▶ **TO BE DONE**: Exclude the pictures and reproduce the remaining data exactly as written.

*** GIVEN DATA ***

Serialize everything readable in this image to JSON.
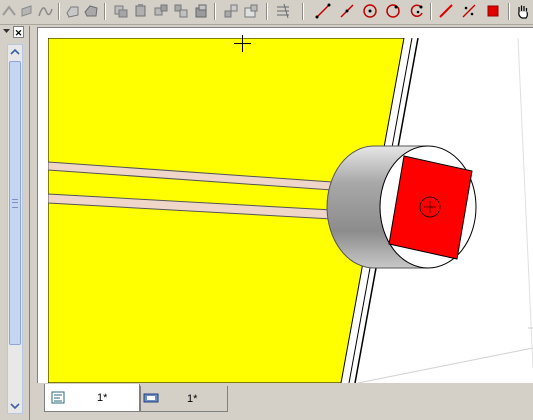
{
  "toolbar": {
    "buttons": [
      {
        "name": "measure-point-icon"
      },
      {
        "name": "measure-edge-icon"
      },
      {
        "name": "curve-icon"
      },
      {
        "name": "solid-icon"
      },
      {
        "name": "surface-icon"
      },
      {
        "name": "copy-icon"
      },
      {
        "name": "paste-icon"
      },
      {
        "name": "move-icon"
      },
      {
        "name": "duplicate-icon"
      },
      {
        "name": "group-icon"
      },
      {
        "name": "properties-icon"
      },
      {
        "name": "layers-icon"
      },
      {
        "name": "line-icon"
      },
      {
        "name": "polyline-icon"
      },
      {
        "name": "circle-center-icon"
      },
      {
        "name": "circle-point-icon"
      },
      {
        "name": "circle-arc-icon"
      },
      {
        "name": "red-line-icon"
      },
      {
        "name": "dimension-icon"
      },
      {
        "name": "red-square-icon"
      },
      {
        "name": "pan-hand-icon"
      }
    ]
  },
  "tabs": [
    {
      "label": "1*",
      "icon": "part-icon"
    },
    {
      "label": "1*",
      "icon": "assembly-icon"
    }
  ],
  "colors": {
    "face_yellow": "#ffff00",
    "face_red": "#ff0000",
    "cylinder_gray": "#a0a0a0",
    "rod": "#efd6c9",
    "scroll_thumb": "#c6d6f2"
  }
}
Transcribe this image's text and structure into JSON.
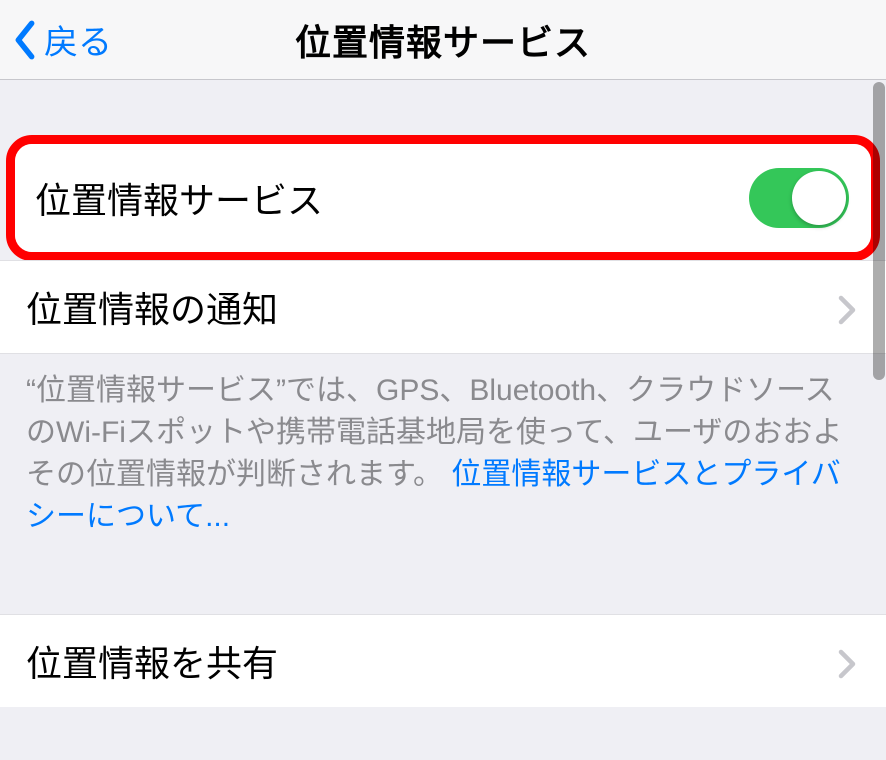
{
  "header": {
    "back_label": "戻る",
    "title": "位置情報サービス"
  },
  "rows": {
    "location_services": {
      "label": "位置情報サービス",
      "toggle_on": true
    },
    "location_alerts": {
      "label": "位置情報の通知"
    },
    "share_location": {
      "label": "位置情報を共有"
    }
  },
  "description": {
    "text": "“位置情報サービス”では、GPS、Bluetooth、クラウドソースのWi-Fiスポットや携帯電話基地局を使って、ユーザのおおよその位置情報が判断されます。 ",
    "link": "位置情報サービスとプライバシーについて..."
  },
  "colors": {
    "accent": "#007aff",
    "toggle_on": "#34c759",
    "highlight_border": "#ff0000"
  }
}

***

▶ **EXPECTED ANSWER**:
Serialize everything readable in this image to JSON.
{
  "toolbar": {
    "buttons": [
      {
        "name": "measure-point-icon"
      },
      {
        "name": "measure-edge-icon"
      },
      {
        "name": "curve-icon"
      },
      {
        "name": "solid-icon"
      },
      {
        "name": "surface-icon"
      },
      {
        "name": "copy-icon"
      },
      {
        "name": "paste-icon"
      },
      {
        "name": "move-icon"
      },
      {
        "name": "duplicate-icon"
      },
      {
        "name": "group-icon"
      },
      {
        "name": "properties-icon"
      },
      {
        "name": "layers-icon"
      },
      {
        "name": "line-icon"
      },
      {
        "name": "polyline-icon"
      },
      {
        "name": "circle-center-icon"
      },
      {
        "name": "circle-point-icon"
      },
      {
        "name": "circle-arc-icon"
      },
      {
        "name": "red-line-icon"
      },
      {
        "name": "dimension-icon"
      },
      {
        "name": "red-square-icon"
      },
      {
        "name": "pan-hand-icon"
      }
    ]
  },
  "tabs": [
    {
      "label": "1*",
      "icon": "part-icon"
    },
    {
      "label": "1*",
      "icon": "assembly-icon"
    }
  ],
  "colors": {
    "face_yellow": "#ffff00",
    "face_red": "#ff0000",
    "cylinder_gray": "#a0a0a0",
    "rod": "#efd6c9",
    "scroll_thumb": "#c6d6f2"
  }
}
Transcribe this image's text and structure into JSON.
{
  "header": {
    "back_label": "戻る",
    "title": "位置情報サービス"
  },
  "rows": {
    "location_services": {
      "label": "位置情報サービス",
      "toggle_on": true
    },
    "location_alerts": {
      "label": "位置情報の通知"
    },
    "share_location": {
      "label": "位置情報を共有"
    }
  },
  "description": {
    "text": "“位置情報サービス”では、GPS、Bluetooth、クラウドソースのWi-Fiスポットや携帯電話基地局を使って、ユーザのおおよその位置情報が判断されます。 ",
    "link": "位置情報サービスとプライバシーについて..."
  },
  "colors": {
    "accent": "#007aff",
    "toggle_on": "#34c759",
    "highlight_border": "#ff0000"
  }
}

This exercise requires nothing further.